Written request
Copy the lines below as they are; omit the images they contain.

Records provided

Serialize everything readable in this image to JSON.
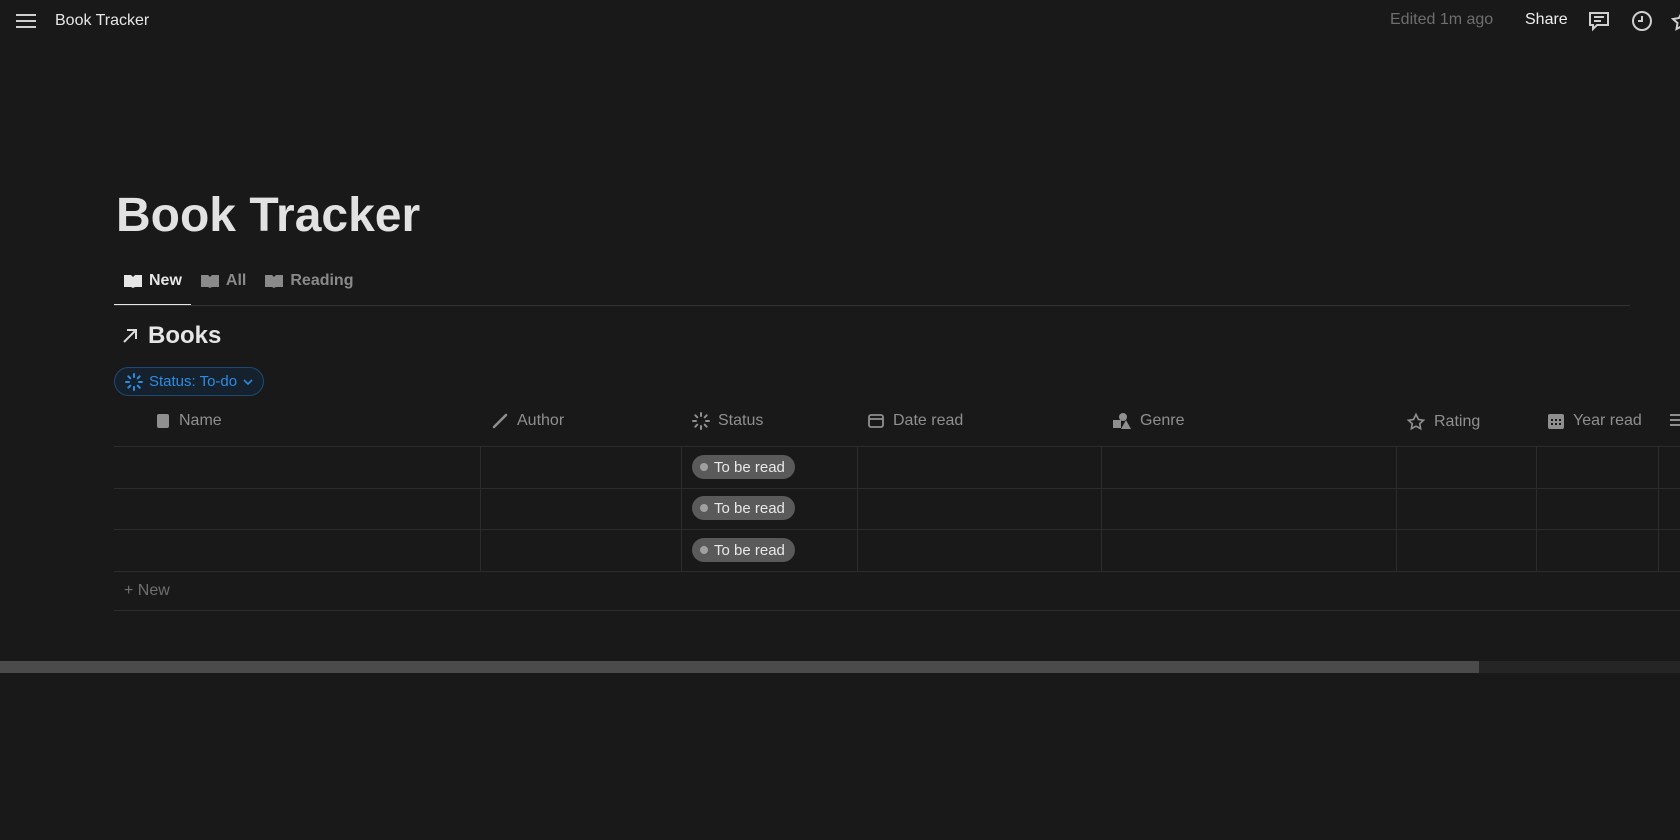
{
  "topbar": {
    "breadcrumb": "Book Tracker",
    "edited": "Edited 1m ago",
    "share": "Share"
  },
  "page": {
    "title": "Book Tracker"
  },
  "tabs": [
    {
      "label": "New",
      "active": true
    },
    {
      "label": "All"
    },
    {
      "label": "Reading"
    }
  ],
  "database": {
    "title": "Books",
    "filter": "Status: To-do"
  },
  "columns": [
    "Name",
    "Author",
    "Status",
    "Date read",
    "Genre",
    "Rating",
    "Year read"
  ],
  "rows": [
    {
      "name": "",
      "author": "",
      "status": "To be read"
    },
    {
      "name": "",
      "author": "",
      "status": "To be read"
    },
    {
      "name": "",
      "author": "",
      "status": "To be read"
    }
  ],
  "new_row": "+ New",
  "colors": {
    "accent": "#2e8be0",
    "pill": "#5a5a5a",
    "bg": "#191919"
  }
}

Solution below
Serialize everything readable in this image to JSON.
{
  "topbar": {
    "breadcrumb": "Book Tracker",
    "edited": "Edited 1m ago",
    "share": "Share"
  },
  "page": {
    "title": "Book Tracker"
  },
  "tabs": [
    {
      "label": "New",
      "active": true
    },
    {
      "label": "All"
    },
    {
      "label": "Reading"
    }
  ],
  "database": {
    "title": "Books",
    "filter": "Status: To-do"
  },
  "columns": [
    "Name",
    "Author",
    "Status",
    "Date read",
    "Genre",
    "Rating",
    "Year read"
  ],
  "rows": [
    {
      "name": "",
      "author": "",
      "status": "To be read"
    },
    {
      "name": "",
      "author": "",
      "status": "To be read"
    },
    {
      "name": "",
      "author": "",
      "status": "To be read"
    }
  ],
  "new_row": "+ New",
  "colors": {
    "accent": "#2e8be0",
    "pill": "#5a5a5a",
    "bg": "#191919"
  }
}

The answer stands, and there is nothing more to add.